Collected data:
***
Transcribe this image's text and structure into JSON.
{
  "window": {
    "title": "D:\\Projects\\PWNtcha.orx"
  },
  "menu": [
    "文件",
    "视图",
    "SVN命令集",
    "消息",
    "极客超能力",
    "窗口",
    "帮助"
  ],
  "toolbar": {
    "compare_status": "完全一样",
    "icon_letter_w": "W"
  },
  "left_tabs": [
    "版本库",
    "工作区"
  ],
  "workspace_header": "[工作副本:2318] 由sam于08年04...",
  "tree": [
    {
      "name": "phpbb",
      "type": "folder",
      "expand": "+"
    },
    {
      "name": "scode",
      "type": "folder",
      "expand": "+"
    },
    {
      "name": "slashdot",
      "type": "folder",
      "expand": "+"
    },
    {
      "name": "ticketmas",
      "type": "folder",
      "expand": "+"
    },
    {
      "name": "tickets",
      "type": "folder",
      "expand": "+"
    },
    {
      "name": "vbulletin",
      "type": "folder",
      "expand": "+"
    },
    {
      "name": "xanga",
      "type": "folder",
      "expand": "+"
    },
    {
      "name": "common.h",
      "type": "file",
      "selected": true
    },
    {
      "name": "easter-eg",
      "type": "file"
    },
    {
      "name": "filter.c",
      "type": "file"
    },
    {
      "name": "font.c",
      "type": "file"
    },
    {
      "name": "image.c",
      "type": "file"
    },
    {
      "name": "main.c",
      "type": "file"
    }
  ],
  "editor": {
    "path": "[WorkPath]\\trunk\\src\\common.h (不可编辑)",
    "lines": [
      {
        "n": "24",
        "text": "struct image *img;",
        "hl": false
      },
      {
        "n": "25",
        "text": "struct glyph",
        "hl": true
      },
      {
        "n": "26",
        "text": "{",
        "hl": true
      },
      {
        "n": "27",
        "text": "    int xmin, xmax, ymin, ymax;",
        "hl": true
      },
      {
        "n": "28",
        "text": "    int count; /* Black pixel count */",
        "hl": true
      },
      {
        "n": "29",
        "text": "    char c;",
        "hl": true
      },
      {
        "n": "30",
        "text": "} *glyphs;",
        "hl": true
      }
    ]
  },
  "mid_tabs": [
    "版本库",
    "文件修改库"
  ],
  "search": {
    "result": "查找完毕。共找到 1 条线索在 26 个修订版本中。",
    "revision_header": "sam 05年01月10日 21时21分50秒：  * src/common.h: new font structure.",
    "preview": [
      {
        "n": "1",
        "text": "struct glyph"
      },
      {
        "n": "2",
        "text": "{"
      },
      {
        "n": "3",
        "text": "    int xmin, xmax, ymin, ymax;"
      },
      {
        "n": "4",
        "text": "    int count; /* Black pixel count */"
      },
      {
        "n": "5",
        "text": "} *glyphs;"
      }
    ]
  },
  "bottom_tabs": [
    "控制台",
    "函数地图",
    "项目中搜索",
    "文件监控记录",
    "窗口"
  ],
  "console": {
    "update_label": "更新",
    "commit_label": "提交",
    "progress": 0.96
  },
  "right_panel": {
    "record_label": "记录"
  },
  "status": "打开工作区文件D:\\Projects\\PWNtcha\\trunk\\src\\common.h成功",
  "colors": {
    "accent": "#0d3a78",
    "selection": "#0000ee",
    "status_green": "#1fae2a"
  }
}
***
Written task:
Copy out every entry again, exactly as it was given.

Exercise result:
Transcribe this image's text and structure into JSON.
{
  "window": {
    "title": "D:\\Projects\\PWNtcha.orx"
  },
  "menu": [
    "文件",
    "视图",
    "SVN命令集",
    "消息",
    "极客超能力",
    "窗口",
    "帮助"
  ],
  "toolbar": {
    "compare_status": "完全一样",
    "icon_letter_w": "W"
  },
  "left_tabs": [
    "版本库",
    "工作区"
  ],
  "workspace_header": "[工作副本:2318] 由sam于08年04...",
  "tree": [
    {
      "name": "phpbb",
      "type": "folder",
      "expand": "+"
    },
    {
      "name": "scode",
      "type": "folder",
      "expand": "+"
    },
    {
      "name": "slashdot",
      "type": "folder",
      "expand": "+"
    },
    {
      "name": "ticketmas",
      "type": "folder",
      "expand": "+"
    },
    {
      "name": "tickets",
      "type": "folder",
      "expand": "+"
    },
    {
      "name": "vbulletin",
      "type": "folder",
      "expand": "+"
    },
    {
      "name": "xanga",
      "type": "folder",
      "expand": "+"
    },
    {
      "name": "common.h",
      "type": "file",
      "selected": true
    },
    {
      "name": "easter-eg",
      "type": "file"
    },
    {
      "name": "filter.c",
      "type": "file"
    },
    {
      "name": "font.c",
      "type": "file"
    },
    {
      "name": "image.c",
      "type": "file"
    },
    {
      "name": "main.c",
      "type": "file"
    }
  ],
  "editor": {
    "path": "[WorkPath]\\trunk\\src\\common.h (不可编辑)",
    "lines": [
      {
        "n": "24",
        "text": "struct image *img;",
        "hl": false
      },
      {
        "n": "25",
        "text": "struct glyph",
        "hl": true
      },
      {
        "n": "26",
        "text": "{",
        "hl": true
      },
      {
        "n": "27",
        "text": "    int xmin, xmax, ymin, ymax;",
        "hl": true
      },
      {
        "n": "28",
        "text": "    int count; /* Black pixel count */",
        "hl": true
      },
      {
        "n": "29",
        "text": "    char c;",
        "hl": true
      },
      {
        "n": "30",
        "text": "} *glyphs;",
        "hl": true
      }
    ]
  },
  "mid_tabs": [
    "版本库",
    "文件修改库"
  ],
  "search": {
    "result": "查找完毕。共找到 1 条线索在 26 个修订版本中。",
    "revision_header": "sam 05年01月10日 21时21分50秒：  * src/common.h: new font structure.",
    "preview": [
      {
        "n": "1",
        "text": "struct glyph"
      },
      {
        "n": "2",
        "text": "{"
      },
      {
        "n": "3",
        "text": "    int xmin, xmax, ymin, ymax;"
      },
      {
        "n": "4",
        "text": "    int count; /* Black pixel count */"
      },
      {
        "n": "5",
        "text": "} *glyphs;"
      }
    ]
  },
  "bottom_tabs": [
    "控制台",
    "函数地图",
    "项目中搜索",
    "文件监控记录",
    "窗口"
  ],
  "console": {
    "update_label": "更新",
    "commit_label": "提交",
    "progress": 0.96
  },
  "right_panel": {
    "record_label": "记录"
  },
  "status": "打开工作区文件D:\\Projects\\PWNtcha\\trunk\\src\\common.h成功",
  "colors": {
    "accent": "#0d3a78",
    "selection": "#0000ee",
    "status_green": "#1fae2a"
  }
}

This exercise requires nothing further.